■ **Actions to take**:
A – Rewrite the stretch of the 1924 sports listing from "1924 in sports describes" through "on April 13.", putting "Villa" in place of "Aston Villa" throughout.
B – In the 1924 sports listing, who received the inaugural Brownlow Medal?

---- Text

= 1924 in sports =

1924 in sports describes the year's events in world sport.

==American football==
- NFL championship – Cleveland Bulldogs (7–1–1)

==Association football==
England
- The Football League – Huddersfield Town 57 points, Cardiff City 57, Sunderland 53, Bolton Wanderers 50, Sheffield United 50, Aston Villa 49
- FA Cup final – Newcastle United 2–0 Aston Villa at Empire Stadium, Wembley, London
Germany
- National Championship – 1. FC Nürnberg 2–0 Hamburger SV at Berlin
Greece
- AEK Athens officially founded on April 13.
Monaco
- AS Monaco officially founded on August 23.
Peru
- Club Universitario de Deportes was founded in Javier Prado Avenue area, Lima on August 7.

==Athletics==
Men's 1500 metres
- Paavo Nurmi (Finland) breaks the world record by running a time of 3:52.6 at Helsinki.

England
- 1924 Women's Olympiad, Stamford Bridge, London

==Australian rules football==
VFL Premiership
- Essendon wins the 28th VFL Premiership: under the finals system used, no Grand Final is played.
Brownlow Medal
- The inaugural Brownlow Medal is awarded to Edward Greeves of Geelong.

==Bandy==
Sweden
- Championship final – Västerås SK 4–1 IF Linnéa

==Baseball==
World Series
- 4–10 October — Washington Senators (AL) defeats New York Giants (NL) to win the 1924 World Series by 4 games to 3
Negro leagues
- Kansas City Monarchs (NNL) defeats Hilldale (ECL) 5 games to 4 with 1 tie in the first official Negro World Series.
- Pitcher Nip Winters wins a record 27 games for Hilldale in the ECL regular season.

==Biathlon==
1924 Winter Olympics
- Military patrol, the forerunner of biathlon which combines cross-country skiing and rifle shooting, is staged as a demonstration event at the inaugural Winter Olympics in Chamonix. The winning team is Switzerland.

==Bobsleigh==
1924 Winter Olympics
- Bobsleigh debuts as an Olympic sport at Chamonix at the inaugural Winter Olympics. The sole event is the 4-man bob which is won by Switzerland I (gold) ahead of Great Britain II (silver) and Belgium I (bronze).

--------
---- Source excerpt

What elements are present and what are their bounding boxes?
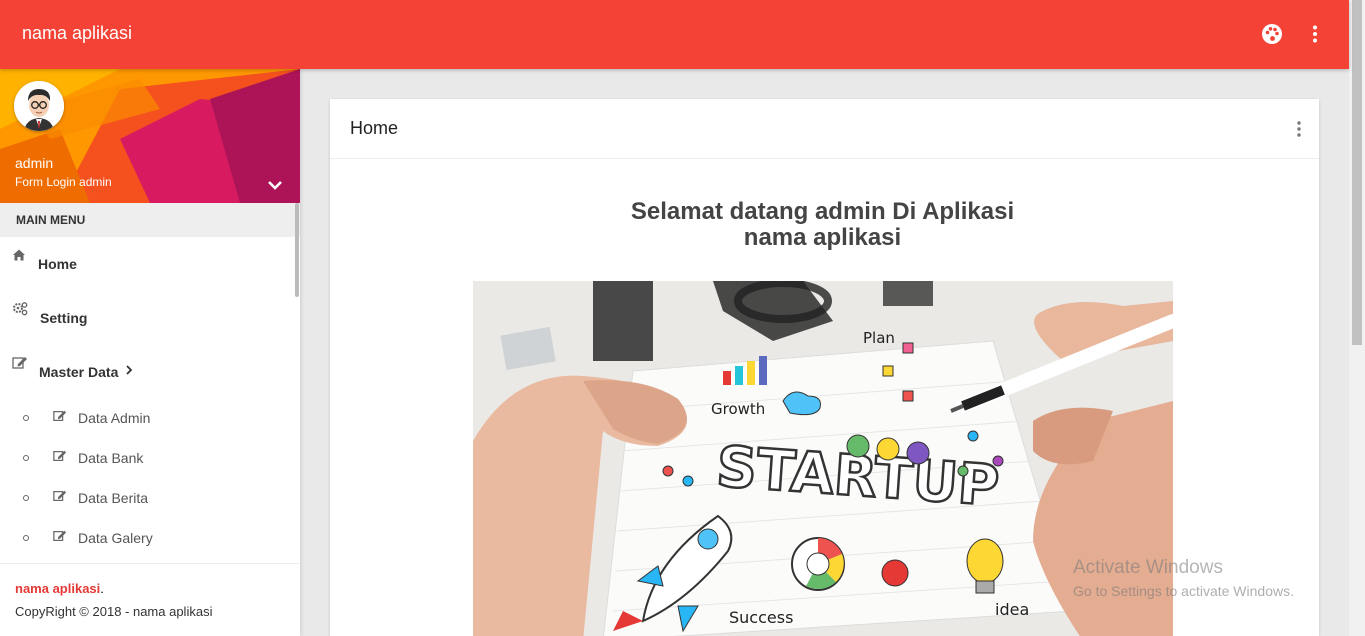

--------

■ **Responses**:
A –
1924 in sports describes the year's events in world sport.

==American football==
- NFL championship – Cleveland Bulldogs (7–1–1)

==Association football==
England
- The Football League – Huddersfield Town 57 points, Cardiff City 57, Sunderland 53, Bolton Wanderers 50, Sheffield United 50, Villa 49
- FA Cup final – Newcastle United 2–0 Villa at Empire Stadium, Wembley, London
Germany
- National Championship – 1. FC Nürnberg 2–0 Hamburger SV at Berlin
Greece
- AEK Athens officially founded on April 13.

B – Edward Greeves of Geelong.